─── Records to use

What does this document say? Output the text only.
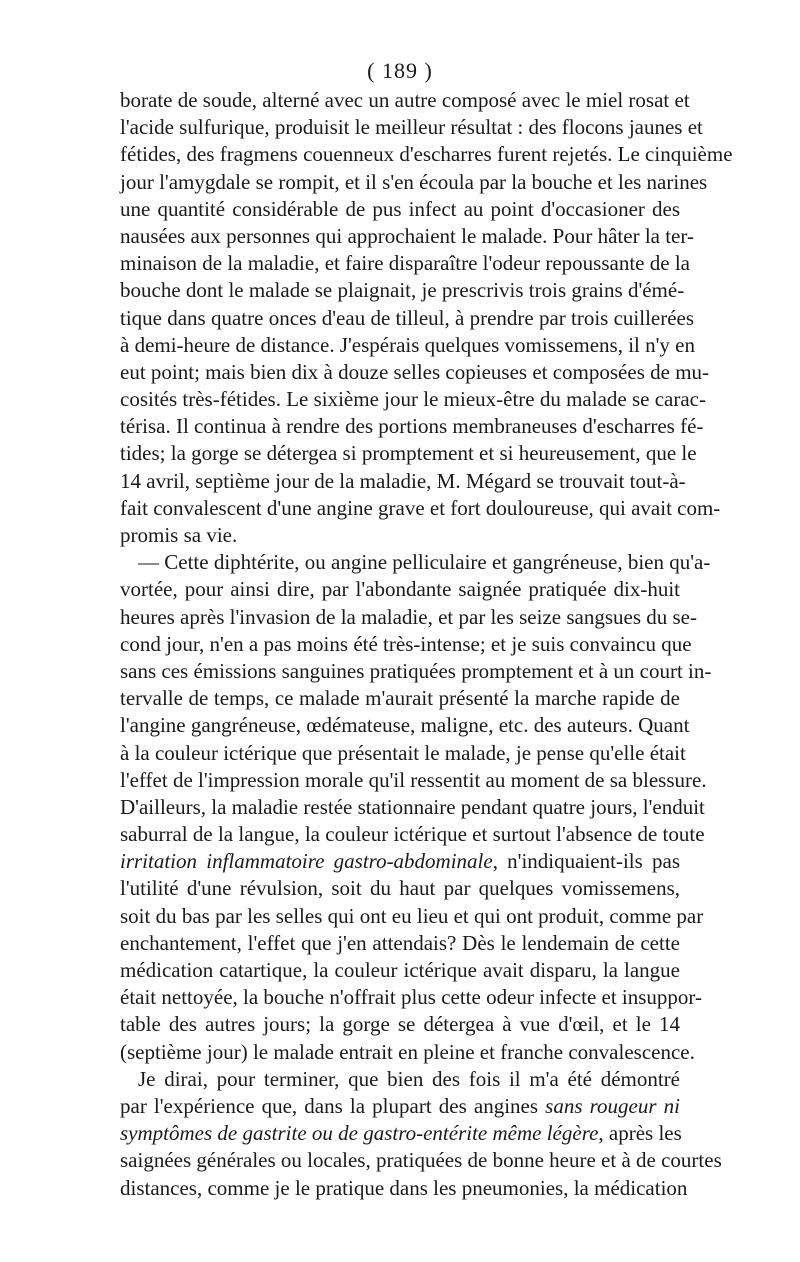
( 189 )
borate de soude, alterné avec un autre composé avec le miel rosat et
l'acide sulfurique, produisit le meilleur résultat : des flocons jaunes et
fétides, des fragmens couenneux d'escharres furent rejetés. Le cinquième
jour l'amygdale se rompit, et il s'en écoula par la bouche et les narines
une quantité considérable de pus infect au point d'occasioner des
nausées aux personnes qui approchaient le malade. Pour hâter la ter-
minaison de la maladie, et faire disparaître l'odeur repoussante de la
bouche dont le malade se plaignait, je prescrivis trois grains d'émé-
tique dans quatre onces d'eau de tilleul, à prendre par trois cuillerées
à demi-heure de distance. J'espérais quelques vomissemens, il n'y en
eut point; mais bien dix à douze selles copieuses et composées de mu-
cosités très-fétides. Le sixième jour le mieux-être du malade se carac-
térisa. Il continua à rendre des portions membraneuses d'escharres fé-
tides; la gorge se détergea si promptement et si heureusement, que le
14 avril, septième jour de la maladie, M. Mégard se trouvait tout-à-
fait convalescent d'une angine grave et fort douloureuse, qui avait com-
promis sa vie.
— Cette diphtérite, ou angine pelliculaire et gangréneuse, bien qu'a-
vortée, pour ainsi dire, par l'abondante saignée pratiquée dix-huit
heures après l'invasion de la maladie, et par les seize sangsues du se-
cond jour, n'en a pas moins été très-intense; et je suis convaincu que
sans ces émissions sanguines pratiquées promptement et à un court in-
tervalle de temps, ce malade m'aurait présenté la marche rapide de
l'angine gangréneuse, œdémateuse, maligne, etc. des auteurs. Quant
à la couleur ictérique que présentait le malade, je pense qu'elle était
l'effet de l'impression morale qu'il ressentit au moment de sa blessure.
D'ailleurs, la maladie restée stationnaire pendant quatre jours, l'enduit
saburral de la langue, la couleur ictérique et surtout l'absence de toute
irritation inflammatoire gastro-abdominale, n'indiquaient-ils pas
l'utilité d'une révulsion, soit du haut par quelques vomissemens,
soit du bas par les selles qui ont eu lieu et qui ont produit, comme par
enchantement, l'effet que j'en attendais? Dès le lendemain de cette
médication catartique, la couleur ictérique avait disparu, la langue
était nettoyée, la bouche n'offrait plus cette odeur infecte et insuppor-
table des autres jours; la gorge se détergea à vue d'œil, et le 14
(septième jour) le malade entrait en pleine et franche convalescence.
Je dirai, pour terminer, que bien des fois il m'a été démontré
par l'expérience que, dans la plupart des angines sans rougeur ni
symptômes de gastrite ou de gastro-entérite même légère, après les
saignées générales ou locales, pratiquées de bonne heure et à de courtes
distances, comme je le pratique dans les pneumonies, la médication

──────

▶ [What you should do]: Lines that include the word "langue" — how many are there in the data? Answer with the number alone.

▶ [Correct response]: 2